Isolate every line in the records below with "profile" in it.

═════ Given records ═════

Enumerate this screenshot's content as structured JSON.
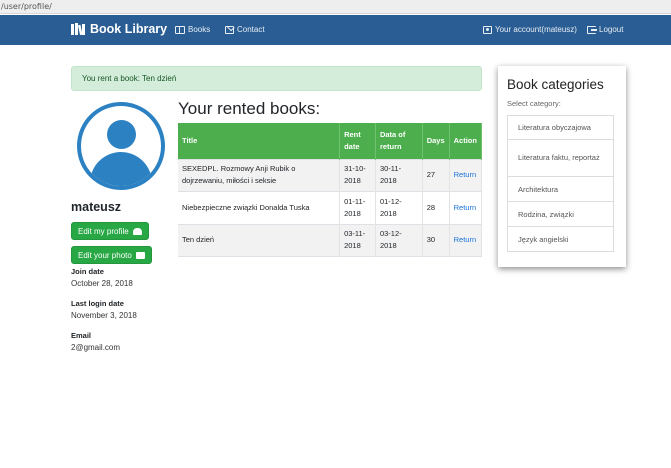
{
  "browser": {
    "url": "/user/profile/"
  },
  "nav": {
    "brand": "Book Library",
    "books": "Books",
    "contact": "Contact",
    "account": "Your account(mateusz)",
    "logout": "Logout"
  },
  "alert": "You rent a book: Ten dzień",
  "profile": {
    "username": "mateusz",
    "edit_profile": "Edit my profile",
    "edit_photo": "Edit your photo",
    "join_label": "Join date",
    "join_value": "October 28, 2018",
    "login_label": "Last login date",
    "login_value": "November 3, 2018",
    "email_label": "Email",
    "email_value": "2@gmail.com"
  },
  "rented": {
    "title": "Your rented books:",
    "headers": [
      "Title",
      "Rent date",
      "Data of return",
      "Days",
      "Action"
    ],
    "rows": [
      {
        "title": "SEXEDPL. Rozmowy Anji Rubik o dojrzewaniu, miłości i seksie",
        "rent": "31-10-2018",
        "ret": "30-11-2018",
        "days": "27",
        "action": "Return"
      },
      {
        "title": "Niebezpieczne związki Donalda Tuska",
        "rent": "01-11-2018",
        "ret": "01-12-2018",
        "days": "28",
        "action": "Return"
      },
      {
        "title": "Ten dzień",
        "rent": "03-11-2018",
        "ret": "03-12-2018",
        "days": "30",
        "action": "Return"
      }
    ]
  },
  "categories": {
    "title": "Book categories",
    "subtitle": "Select category:",
    "items": [
      "Literatura obyczajowa",
      "Literatura faktu, reportaż",
      "Architektura",
      "Rodzina, związki",
      "Język angielski"
    ]
  },
  "colors": {
    "navbar": "#2a5d93",
    "success": "#28a745",
    "table_header": "#4cae4c",
    "alert_bg": "#d4edda",
    "avatar": "#2c81c2",
    "link": "#1a73d9"
  }
}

═════

== Output of the exercise ==
    "url": "/user/profile/"
  "profile": {
    "edit_profile": "Edit my profile",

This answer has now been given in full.